Reproduce every record exactly as it appears, but not the pictures.

Source material:
************

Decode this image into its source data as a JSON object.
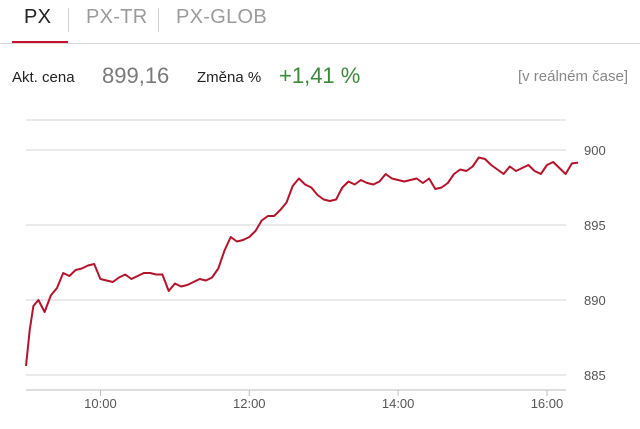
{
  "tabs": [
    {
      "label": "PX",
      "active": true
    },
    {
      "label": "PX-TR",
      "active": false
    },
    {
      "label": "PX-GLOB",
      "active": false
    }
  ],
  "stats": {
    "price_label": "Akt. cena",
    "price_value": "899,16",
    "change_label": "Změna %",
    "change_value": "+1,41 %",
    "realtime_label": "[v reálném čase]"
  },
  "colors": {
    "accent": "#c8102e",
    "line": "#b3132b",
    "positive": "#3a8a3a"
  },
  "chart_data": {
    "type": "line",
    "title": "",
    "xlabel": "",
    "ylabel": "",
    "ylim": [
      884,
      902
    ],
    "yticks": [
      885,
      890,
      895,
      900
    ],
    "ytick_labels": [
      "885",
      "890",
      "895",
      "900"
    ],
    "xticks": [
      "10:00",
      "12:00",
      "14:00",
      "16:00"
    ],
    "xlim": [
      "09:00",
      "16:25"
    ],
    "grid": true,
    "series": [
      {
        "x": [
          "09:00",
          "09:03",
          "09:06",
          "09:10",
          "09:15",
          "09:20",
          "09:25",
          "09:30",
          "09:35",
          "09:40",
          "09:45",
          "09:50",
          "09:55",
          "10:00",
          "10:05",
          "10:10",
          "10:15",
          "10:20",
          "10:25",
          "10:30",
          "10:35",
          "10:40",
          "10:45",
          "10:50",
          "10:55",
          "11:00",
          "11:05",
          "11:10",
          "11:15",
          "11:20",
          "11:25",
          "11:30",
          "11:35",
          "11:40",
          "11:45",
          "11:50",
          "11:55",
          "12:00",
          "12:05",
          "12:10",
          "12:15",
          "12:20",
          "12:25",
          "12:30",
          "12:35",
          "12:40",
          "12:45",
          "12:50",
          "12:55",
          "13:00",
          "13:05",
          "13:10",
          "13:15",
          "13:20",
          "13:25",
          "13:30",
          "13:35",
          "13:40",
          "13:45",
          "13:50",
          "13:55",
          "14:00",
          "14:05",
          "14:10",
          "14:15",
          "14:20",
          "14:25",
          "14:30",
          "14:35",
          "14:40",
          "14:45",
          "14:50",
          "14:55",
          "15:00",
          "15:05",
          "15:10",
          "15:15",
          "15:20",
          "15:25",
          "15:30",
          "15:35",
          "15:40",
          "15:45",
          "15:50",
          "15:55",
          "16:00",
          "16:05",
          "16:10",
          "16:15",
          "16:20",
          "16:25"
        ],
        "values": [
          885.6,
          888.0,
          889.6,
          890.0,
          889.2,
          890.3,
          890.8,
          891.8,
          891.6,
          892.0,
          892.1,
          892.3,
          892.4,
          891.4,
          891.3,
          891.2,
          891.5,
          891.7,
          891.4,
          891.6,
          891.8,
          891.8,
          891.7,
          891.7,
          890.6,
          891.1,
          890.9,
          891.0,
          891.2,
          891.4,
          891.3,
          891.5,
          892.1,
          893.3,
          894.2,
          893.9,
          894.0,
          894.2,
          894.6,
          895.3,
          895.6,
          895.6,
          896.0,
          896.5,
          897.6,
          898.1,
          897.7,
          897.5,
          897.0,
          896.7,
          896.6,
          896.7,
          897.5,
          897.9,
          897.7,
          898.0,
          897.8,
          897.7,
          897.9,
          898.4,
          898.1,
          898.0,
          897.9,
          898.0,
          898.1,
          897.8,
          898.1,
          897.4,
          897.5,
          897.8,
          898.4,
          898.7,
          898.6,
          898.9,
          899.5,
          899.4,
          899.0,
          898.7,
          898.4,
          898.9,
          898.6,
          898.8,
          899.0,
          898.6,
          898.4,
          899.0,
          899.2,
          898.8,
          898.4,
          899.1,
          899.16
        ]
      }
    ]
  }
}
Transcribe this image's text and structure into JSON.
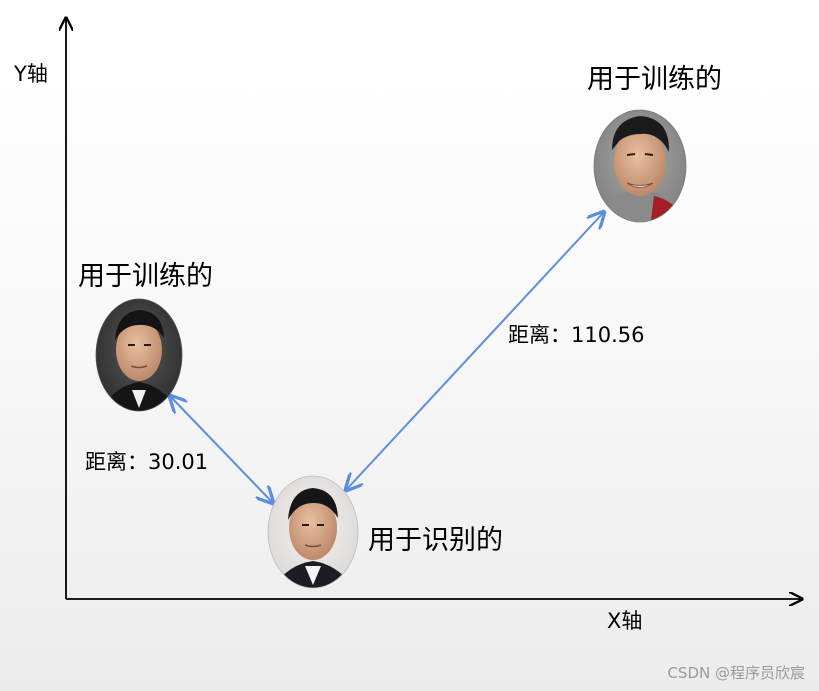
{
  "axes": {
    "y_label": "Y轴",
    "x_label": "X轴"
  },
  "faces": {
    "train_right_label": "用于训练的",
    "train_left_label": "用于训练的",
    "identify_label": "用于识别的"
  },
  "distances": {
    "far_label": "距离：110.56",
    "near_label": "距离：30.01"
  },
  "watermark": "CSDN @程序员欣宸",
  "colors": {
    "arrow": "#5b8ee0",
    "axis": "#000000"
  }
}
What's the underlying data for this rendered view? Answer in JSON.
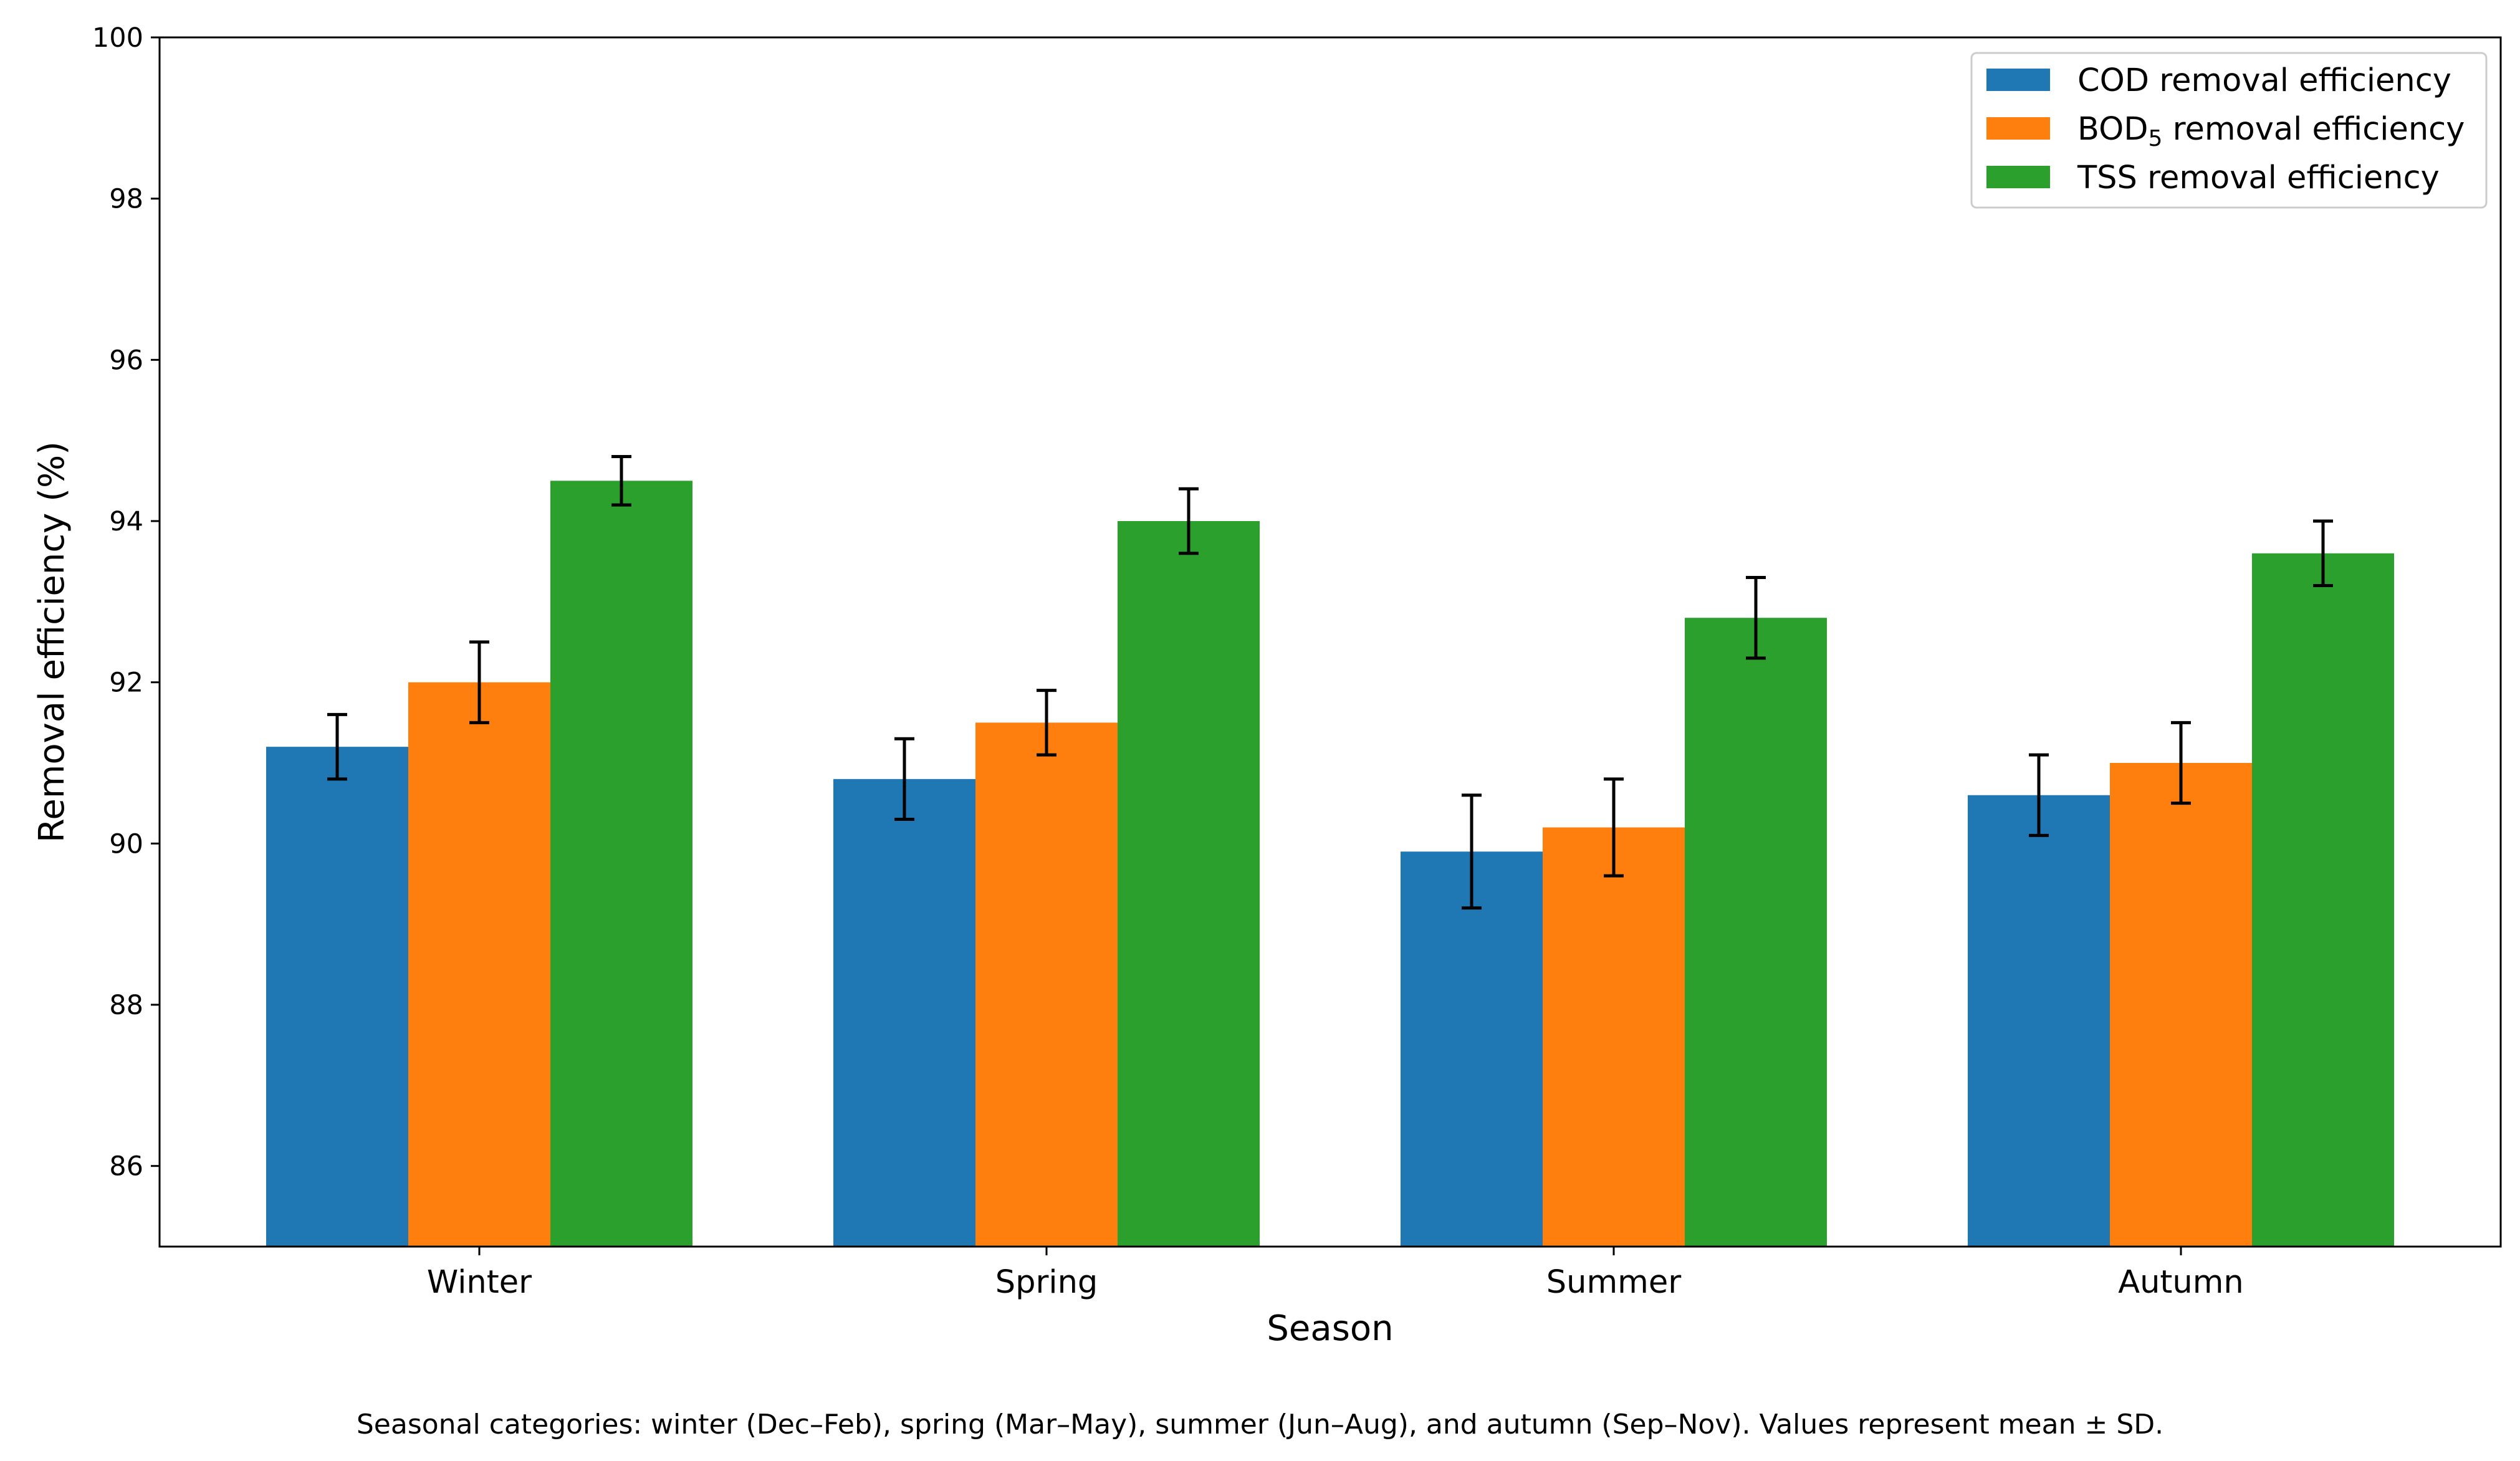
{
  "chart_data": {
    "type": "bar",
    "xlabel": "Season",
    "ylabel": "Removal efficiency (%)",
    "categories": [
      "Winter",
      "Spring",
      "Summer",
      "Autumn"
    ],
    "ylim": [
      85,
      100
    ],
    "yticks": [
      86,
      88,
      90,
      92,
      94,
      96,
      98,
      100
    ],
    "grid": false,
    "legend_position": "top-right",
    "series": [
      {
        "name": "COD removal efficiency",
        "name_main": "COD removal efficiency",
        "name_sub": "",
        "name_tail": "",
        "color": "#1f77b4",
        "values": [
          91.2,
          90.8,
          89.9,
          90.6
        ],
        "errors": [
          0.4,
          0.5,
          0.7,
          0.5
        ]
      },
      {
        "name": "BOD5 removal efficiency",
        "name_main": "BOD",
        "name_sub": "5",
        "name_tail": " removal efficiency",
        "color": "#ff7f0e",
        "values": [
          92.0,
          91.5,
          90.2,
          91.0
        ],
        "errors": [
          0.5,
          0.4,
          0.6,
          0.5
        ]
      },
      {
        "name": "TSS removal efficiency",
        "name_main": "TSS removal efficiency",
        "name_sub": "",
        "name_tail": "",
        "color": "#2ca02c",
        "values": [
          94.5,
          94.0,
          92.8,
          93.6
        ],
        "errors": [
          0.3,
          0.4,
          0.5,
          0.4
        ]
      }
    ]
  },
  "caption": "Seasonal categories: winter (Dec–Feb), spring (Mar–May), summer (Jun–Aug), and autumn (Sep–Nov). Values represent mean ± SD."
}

************

Result of the task:
Decode this image into its source data as a JSON object.
{
  "tabs": [
    {
      "label": "PX",
      "active": true
    },
    {
      "label": "PX-TR",
      "active": false
    },
    {
      "label": "PX-GLOB",
      "active": false
    }
  ],
  "stats": {
    "price_label": "Akt. cena",
    "price_value": "899,16",
    "change_label": "Změna %",
    "change_value": "+1,41 %",
    "realtime_label": "[v reálném čase]"
  },
  "colors": {
    "accent": "#c8102e",
    "line": "#b3132b",
    "positive": "#3a8a3a"
  },
  "chart_data": {
    "type": "line",
    "title": "",
    "xlabel": "",
    "ylabel": "",
    "ylim": [
      884,
      902
    ],
    "yticks": [
      885,
      890,
      895,
      900
    ],
    "ytick_labels": [
      "885",
      "890",
      "895",
      "900"
    ],
    "xticks": [
      "10:00",
      "12:00",
      "14:00",
      "16:00"
    ],
    "xlim": [
      "09:00",
      "16:25"
    ],
    "grid": true,
    "series": [
      {
        "x": [
          "09:00",
          "09:03",
          "09:06",
          "09:10",
          "09:15",
          "09:20",
          "09:25",
          "09:30",
          "09:35",
          "09:40",
          "09:45",
          "09:50",
          "09:55",
          "10:00",
          "10:05",
          "10:10",
          "10:15",
          "10:20",
          "10:25",
          "10:30",
          "10:35",
          "10:40",
          "10:45",
          "10:50",
          "10:55",
          "11:00",
          "11:05",
          "11:10",
          "11:15",
          "11:20",
          "11:25",
          "11:30",
          "11:35",
          "11:40",
          "11:45",
          "11:50",
          "11:55",
          "12:00",
          "12:05",
          "12:10",
          "12:15",
          "12:20",
          "12:25",
          "12:30",
          "12:35",
          "12:40",
          "12:45",
          "12:50",
          "12:55",
          "13:00",
          "13:05",
          "13:10",
          "13:15",
          "13:20",
          "13:25",
          "13:30",
          "13:35",
          "13:40",
          "13:45",
          "13:50",
          "13:55",
          "14:00",
          "14:05",
          "14:10",
          "14:15",
          "14:20",
          "14:25",
          "14:30",
          "14:35",
          "14:40",
          "14:45",
          "14:50",
          "14:55",
          "15:00",
          "15:05",
          "15:10",
          "15:15",
          "15:20",
          "15:25",
          "15:30",
          "15:35",
          "15:40",
          "15:45",
          "15:50",
          "15:55",
          "16:00",
          "16:05",
          "16:10",
          "16:15",
          "16:20",
          "16:25"
        ],
        "values": [
          885.6,
          888.0,
          889.6,
          890.0,
          889.2,
          890.3,
          890.8,
          891.8,
          891.6,
          892.0,
          892.1,
          892.3,
          892.4,
          891.4,
          891.3,
          891.2,
          891.5,
          891.7,
          891.4,
          891.6,
          891.8,
          891.8,
          891.7,
          891.7,
          890.6,
          891.1,
          890.9,
          891.0,
          891.2,
          891.4,
          891.3,
          891.5,
          892.1,
          893.3,
          894.2,
          893.9,
          894.0,
          894.2,
          894.6,
          895.3,
          895.6,
          895.6,
          896.0,
          896.5,
          897.6,
          898.1,
          897.7,
          897.5,
          897.0,
          896.7,
          896.6,
          896.7,
          897.5,
          897.9,
          897.7,
          898.0,
          897.8,
          897.7,
          897.9,
          898.4,
          898.1,
          898.0,
          897.9,
          898.0,
          898.1,
          897.8,
          898.1,
          897.4,
          897.5,
          897.8,
          898.4,
          898.7,
          898.6,
          898.9,
          899.5,
          899.4,
          899.0,
          898.7,
          898.4,
          898.9,
          898.6,
          898.8,
          899.0,
          898.6,
          898.4,
          899.0,
          899.2,
          898.8,
          898.4,
          899.1,
          899.16
        ]
      }
    ]
  }
}
Transcribe this image's text and structure into JSON.
{
  "axes": {
    "y_label": "Y轴",
    "x_label": "X轴"
  },
  "faces": {
    "train_right_label": "用于训练的",
    "train_left_label": "用于训练的",
    "identify_label": "用于识别的"
  },
  "distances": {
    "far_label": "距离：110.56",
    "near_label": "距离：30.01"
  },
  "watermark": "CSDN @程序员欣宸",
  "colors": {
    "arrow": "#5b8ee0",
    "axis": "#000000"
  }
}
What's the underlying data for this rendered view? Answer in JSON.
{
  "chart_data": {
    "type": "bar",
    "xlabel": "Season",
    "ylabel": "Removal efficiency (%)",
    "categories": [
      "Winter",
      "Spring",
      "Summer",
      "Autumn"
    ],
    "ylim": [
      85,
      100
    ],
    "yticks": [
      86,
      88,
      90,
      92,
      94,
      96,
      98,
      100
    ],
    "grid": false,
    "legend_position": "top-right",
    "series": [
      {
        "name": "COD removal efficiency",
        "name_main": "COD removal efficiency",
        "name_sub": "",
        "name_tail": "",
        "color": "#1f77b4",
        "values": [
          91.2,
          90.8,
          89.9,
          90.6
        ],
        "errors": [
          0.4,
          0.5,
          0.7,
          0.5
        ]
      },
      {
        "name": "BOD5 removal efficiency",
        "name_main": "BOD",
        "name_sub": "5",
        "name_tail": " removal efficiency",
        "color": "#ff7f0e",
        "values": [
          92.0,
          91.5,
          90.2,
          91.0
        ],
        "errors": [
          0.5,
          0.4,
          0.6,
          0.5
        ]
      },
      {
        "name": "TSS removal efficiency",
        "name_main": "TSS removal efficiency",
        "name_sub": "",
        "name_tail": "",
        "color": "#2ca02c",
        "values": [
          94.5,
          94.0,
          92.8,
          93.6
        ],
        "errors": [
          0.3,
          0.4,
          0.5,
          0.4
        ]
      }
    ]
  },
  "caption": "Seasonal categories: winter (Dec–Feb), spring (Mar–May), summer (Jun–Aug), and autumn (Sep–Nov). Values represent mean ± SD."
}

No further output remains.